-- Problem details --
All records are to be retyped faithfully and completely.

--- Raw records ---

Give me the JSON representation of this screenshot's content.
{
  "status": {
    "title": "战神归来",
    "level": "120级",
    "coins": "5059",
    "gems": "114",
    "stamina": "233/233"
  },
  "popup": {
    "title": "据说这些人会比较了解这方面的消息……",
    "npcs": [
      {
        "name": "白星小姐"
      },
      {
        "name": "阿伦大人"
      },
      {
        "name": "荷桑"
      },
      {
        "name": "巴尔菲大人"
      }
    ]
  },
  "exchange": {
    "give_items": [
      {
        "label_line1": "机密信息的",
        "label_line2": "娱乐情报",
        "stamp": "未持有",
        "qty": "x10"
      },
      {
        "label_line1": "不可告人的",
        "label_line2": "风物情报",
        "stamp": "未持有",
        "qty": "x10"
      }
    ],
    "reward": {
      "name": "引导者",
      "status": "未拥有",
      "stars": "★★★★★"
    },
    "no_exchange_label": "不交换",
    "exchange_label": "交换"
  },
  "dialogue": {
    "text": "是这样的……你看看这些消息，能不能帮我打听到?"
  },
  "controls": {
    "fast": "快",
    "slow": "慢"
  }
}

---

-- Response below --
Give me the JSON representation of this screenshot's content.
{
  "status": {
    "title": "战神归来",
    "level": "120级",
    "coins": "5059",
    "gems": "114",
    "stamina": "233/233"
  },
  "popup": {
    "title": "据说这些人会比较了解这方面的消息……",
    "npcs": [
      {
        "name": "白星小姐"
      },
      {
        "name": "阿伦大人"
      },
      {
        "name": "荷桑"
      },
      {
        "name": "巴尔菲大人"
      }
    ]
  },
  "exchange": {
    "give_items": [
      {
        "label_line1": "机密信息的",
        "label_line2": "娱乐情报",
        "stamp": "未持有",
        "qty": "x10"
      },
      {
        "label_line1": "不可告人的",
        "label_line2": "风物情报",
        "stamp": "未持有",
        "qty": "x10"
      }
    ],
    "reward": {
      "name": "引导者",
      "status": "未拥有",
      "stars": "★★★★★"
    },
    "no_exchange_label": "不交换",
    "exchange_label": "交换"
  },
  "dialogue": {
    "text": "是这样的……你看看这些消息，能不能帮我打听到?"
  },
  "controls": {
    "fast": "快",
    "slow": "慢"
  }
}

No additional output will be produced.